**WHAT TO PRODUCE:** The listing must be reproduced in full, exactly as it stands.
═════ TASK DATA
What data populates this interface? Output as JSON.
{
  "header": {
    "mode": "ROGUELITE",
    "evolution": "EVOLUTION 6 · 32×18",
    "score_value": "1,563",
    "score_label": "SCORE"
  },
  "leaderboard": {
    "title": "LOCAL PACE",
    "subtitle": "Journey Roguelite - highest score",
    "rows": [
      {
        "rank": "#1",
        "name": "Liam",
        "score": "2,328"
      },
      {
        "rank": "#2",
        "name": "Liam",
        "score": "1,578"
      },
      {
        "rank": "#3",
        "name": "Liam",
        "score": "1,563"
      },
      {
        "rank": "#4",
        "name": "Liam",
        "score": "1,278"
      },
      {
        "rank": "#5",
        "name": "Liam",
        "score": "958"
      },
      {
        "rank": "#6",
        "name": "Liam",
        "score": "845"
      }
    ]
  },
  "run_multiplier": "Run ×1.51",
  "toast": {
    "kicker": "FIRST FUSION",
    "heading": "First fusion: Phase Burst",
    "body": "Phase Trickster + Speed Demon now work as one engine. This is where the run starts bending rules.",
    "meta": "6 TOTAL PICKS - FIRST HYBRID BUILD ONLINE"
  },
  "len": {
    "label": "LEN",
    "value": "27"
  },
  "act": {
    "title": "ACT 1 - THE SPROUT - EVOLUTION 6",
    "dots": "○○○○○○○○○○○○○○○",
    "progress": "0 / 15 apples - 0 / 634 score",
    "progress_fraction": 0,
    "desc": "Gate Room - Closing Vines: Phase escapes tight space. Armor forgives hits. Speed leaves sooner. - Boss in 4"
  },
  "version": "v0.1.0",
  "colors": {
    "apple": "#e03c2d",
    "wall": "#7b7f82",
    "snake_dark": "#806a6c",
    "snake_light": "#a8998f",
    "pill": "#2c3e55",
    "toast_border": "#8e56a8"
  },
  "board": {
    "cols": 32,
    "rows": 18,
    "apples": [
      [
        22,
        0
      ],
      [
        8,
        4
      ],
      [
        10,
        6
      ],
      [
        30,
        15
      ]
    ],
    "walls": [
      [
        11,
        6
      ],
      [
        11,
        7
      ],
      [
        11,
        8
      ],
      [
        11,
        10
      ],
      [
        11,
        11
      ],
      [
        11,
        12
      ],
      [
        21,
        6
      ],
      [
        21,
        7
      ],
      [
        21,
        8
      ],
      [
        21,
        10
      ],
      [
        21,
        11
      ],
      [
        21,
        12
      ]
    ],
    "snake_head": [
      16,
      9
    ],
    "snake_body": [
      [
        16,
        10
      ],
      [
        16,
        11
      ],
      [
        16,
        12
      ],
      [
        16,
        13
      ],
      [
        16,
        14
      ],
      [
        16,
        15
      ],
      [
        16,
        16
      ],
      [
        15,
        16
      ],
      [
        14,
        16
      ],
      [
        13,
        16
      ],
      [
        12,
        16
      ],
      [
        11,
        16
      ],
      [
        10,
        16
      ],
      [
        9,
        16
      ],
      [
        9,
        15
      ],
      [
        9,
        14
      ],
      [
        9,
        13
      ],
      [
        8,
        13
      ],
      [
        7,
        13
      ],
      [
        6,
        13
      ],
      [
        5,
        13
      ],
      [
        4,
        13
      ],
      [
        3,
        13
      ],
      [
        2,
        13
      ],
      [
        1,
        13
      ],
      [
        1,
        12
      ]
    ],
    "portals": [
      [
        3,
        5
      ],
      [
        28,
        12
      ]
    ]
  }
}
══════════
**FINAL ANSWER:**
What data populates this interface? Output as JSON.
{
  "header": {
    "mode": "ROGUELITE",
    "evolution": "EVOLUTION 6 · 32×18",
    "score_value": "1,563",
    "score_label": "SCORE"
  },
  "leaderboard": {
    "title": "LOCAL PACE",
    "subtitle": "Journey Roguelite - highest score",
    "rows": [
      {
        "rank": "#1",
        "name": "Liam",
        "score": "2,328"
      },
      {
        "rank": "#2",
        "name": "Liam",
        "score": "1,578"
      },
      {
        "rank": "#3",
        "name": "Liam",
        "score": "1,563"
      },
      {
        "rank": "#4",
        "name": "Liam",
        "score": "1,278"
      },
      {
        "rank": "#5",
        "name": "Liam",
        "score": "958"
      },
      {
        "rank": "#6",
        "name": "Liam",
        "score": "845"
      }
    ]
  },
  "run_multiplier": "Run ×1.51",
  "toast": {
    "kicker": "FIRST FUSION",
    "heading": "First fusion: Phase Burst",
    "body": "Phase Trickster + Speed Demon now work as one engine. This is where the run starts bending rules.",
    "meta": "6 TOTAL PICKS - FIRST HYBRID BUILD ONLINE"
  },
  "len": {
    "label": "LEN",
    "value": "27"
  },
  "act": {
    "title": "ACT 1 - THE SPROUT - EVOLUTION 6",
    "dots": "○○○○○○○○○○○○○○○",
    "progress": "0 / 15 apples - 0 / 634 score",
    "progress_fraction": 0,
    "desc": "Gate Room - Closing Vines: Phase escapes tight space. Armor forgives hits. Speed leaves sooner. - Boss in 4"
  },
  "version": "v0.1.0",
  "colors": {
    "apple": "#e03c2d",
    "wall": "#7b7f82",
    "snake_dark": "#806a6c",
    "snake_light": "#a8998f",
    "pill": "#2c3e55",
    "toast_border": "#8e56a8"
  },
  "board": {
    "cols": 32,
    "rows": 18,
    "apples": [
      [
        22,
        0
      ],
      [
        8,
        4
      ],
      [
        10,
        6
      ],
      [
        30,
        15
      ]
    ],
    "walls": [
      [
        11,
        6
      ],
      [
        11,
        7
      ],
      [
        11,
        8
      ],
      [
        11,
        10
      ],
      [
        11,
        11
      ],
      [
        11,
        12
      ],
      [
        21,
        6
      ],
      [
        21,
        7
      ],
      [
        21,
        8
      ],
      [
        21,
        10
      ],
      [
        21,
        11
      ],
      [
        21,
        12
      ]
    ],
    "snake_head": [
      16,
      9
    ],
    "snake_body": [
      [
        16,
        10
      ],
      [
        16,
        11
      ],
      [
        16,
        12
      ],
      [
        16,
        13
      ],
      [
        16,
        14
      ],
      [
        16,
        15
      ],
      [
        16,
        16
      ],
      [
        15,
        16
      ],
      [
        14,
        16
      ],
      [
        13,
        16
      ],
      [
        12,
        16
      ],
      [
        11,
        16
      ],
      [
        10,
        16
      ],
      [
        9,
        16
      ],
      [
        9,
        15
      ],
      [
        9,
        14
      ],
      [
        9,
        13
      ],
      [
        8,
        13
      ],
      [
        7,
        13
      ],
      [
        6,
        13
      ],
      [
        5,
        13
      ],
      [
        4,
        13
      ],
      [
        3,
        13
      ],
      [
        2,
        13
      ],
      [
        1,
        13
      ],
      [
        1,
        12
      ]
    ],
    "portals": [
      [
        3,
        5
      ],
      [
        28,
        12
      ]
    ]
  }
}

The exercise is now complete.